Perhaps more people will discover this unloved gem's rough charms, because Dolly Parton is having a moment once again. Joyful Noise certainly fits with her current public image – a bawdy icon dripping in rhinestones who wrote 9 to 5 and knows her way around a witty bon mot. Her recent Glastonbury set saw her performing to easily the biggest crowd I've ever been part of at the festival; it felt as if every single one of the weekend's 200,000 revellers was united in an Islands in the Stream singalong. Since then, her Best of has become her highest-charting album to date in the UK. She said she'd adopt a dog left behind at the festival and named after her, to a collective melting of hearts. Even nu-skiffler Jake Bugg thinks she's “pretty cool”.

It's not as if Dolly Parton ever went away, but as a long-time fan, it's pleasing to see her returning to ubiquity once more. In a broader sense, it fits with what feels like a sea change in country pop. Miranda Lambert and Kacey Musgraves have released excellent albums this year and much has been written about how these women are helping country to catch up with the world as it is today, reflecting the more progressive politics of its younger stars, finally laying to rest the submissive spectre of Tammy Wynette's Stand By Your Man.

They couldn't have done it without the women who went before them. While I love the harder edges of Loretta Lynn, whom I always imagine holding court to a dive bar full of grisly gals who have really been through it, it's Dolly I come back to most often. There's the simple fact of the spectacular songcraft: even though it was borderline absurd, her joyous Glastonbury set was a reminder of just how many hits she has under that glitzy belt. Legend has it that she wrote Jolene and I Will Always Love You on the same day, which is an impressive use of 24 hours by anyone's standards.
* * * * * * * * *
Given request 1:
Answer these from the Dolly Parton text, one line each:
(a) How many revellers attended the festival weekend?
(b) Which two singers released excellent albums this year?
(c) Which two songs is she said to have written on the same day?
Given request 2: Repeat the part of the Dolly Parton text starting with "They couldn't have" and going on through "by anyone's standards.".
Given request 3: Write the next part of the Dolly Parton text, picking up after its last sentence.

Recorded data:
* * * * * * * * *
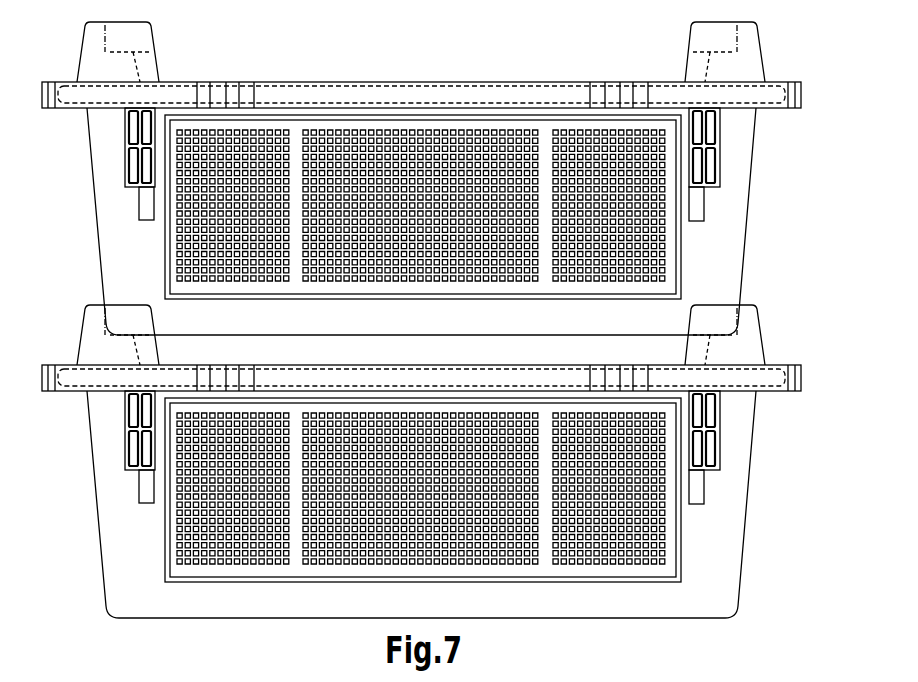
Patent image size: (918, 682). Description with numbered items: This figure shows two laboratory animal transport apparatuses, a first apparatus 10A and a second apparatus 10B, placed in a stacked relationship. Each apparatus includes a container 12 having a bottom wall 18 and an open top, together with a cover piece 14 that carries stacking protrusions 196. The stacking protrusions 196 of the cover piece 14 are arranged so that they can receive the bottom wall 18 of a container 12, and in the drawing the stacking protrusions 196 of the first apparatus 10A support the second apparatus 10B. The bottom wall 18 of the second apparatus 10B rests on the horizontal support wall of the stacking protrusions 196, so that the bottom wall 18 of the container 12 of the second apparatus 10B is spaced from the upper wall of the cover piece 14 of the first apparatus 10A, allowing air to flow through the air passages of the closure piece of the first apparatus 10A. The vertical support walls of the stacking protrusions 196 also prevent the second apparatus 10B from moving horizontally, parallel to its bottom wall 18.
* * * * * * * * *
Task result 1:
(a) 200,000
(b) Miranda Lambert and Kacey Musgraves
(c) Jolene and I Will Always Love You

Task result 2:
They couldn't have done it without the women who went before them. While I love the harder edges of Loretta Lynn, whom I always imagine holding court to a dive bar full of grisly gals who have really been through it, it's Dolly I come back to most often. There's the simple fact of the spectacular songcraft: even though it was borderline absurd, her joyous Glastonbury set was a reminder of just how many hits she has under that glitzy belt. Legend has it that she wrote Jolene and I Will Always Love You on the same day, which is an impressive use of 24 hours by anyone's standards.

Task result 3:
Her lyrics draw me back to the same songs again and again, so I can keep unravelling the layers within them, amazed that the surface simplicity can reveal something different every time. Naturally, Jolene is one of my favourite songs of all time, because it remains so beautifully unusual – the language of a love song diverted towards a threat, in order to diffuse it (compare it to Lynn's Fist City, where she responds to her husband's lover by promising to beat the shit out of her). There's 1969's Don't Let It Trouble Your Mind, which sees Dolly insisting proudly that her lover leaves, because she'd rather keep her dignity than a man who stays just because he thinks he should. Or The Bargain Store from 1975, her emotions written off as secondhand goods, cheap and used, but ready be given new life with just a little bit of care.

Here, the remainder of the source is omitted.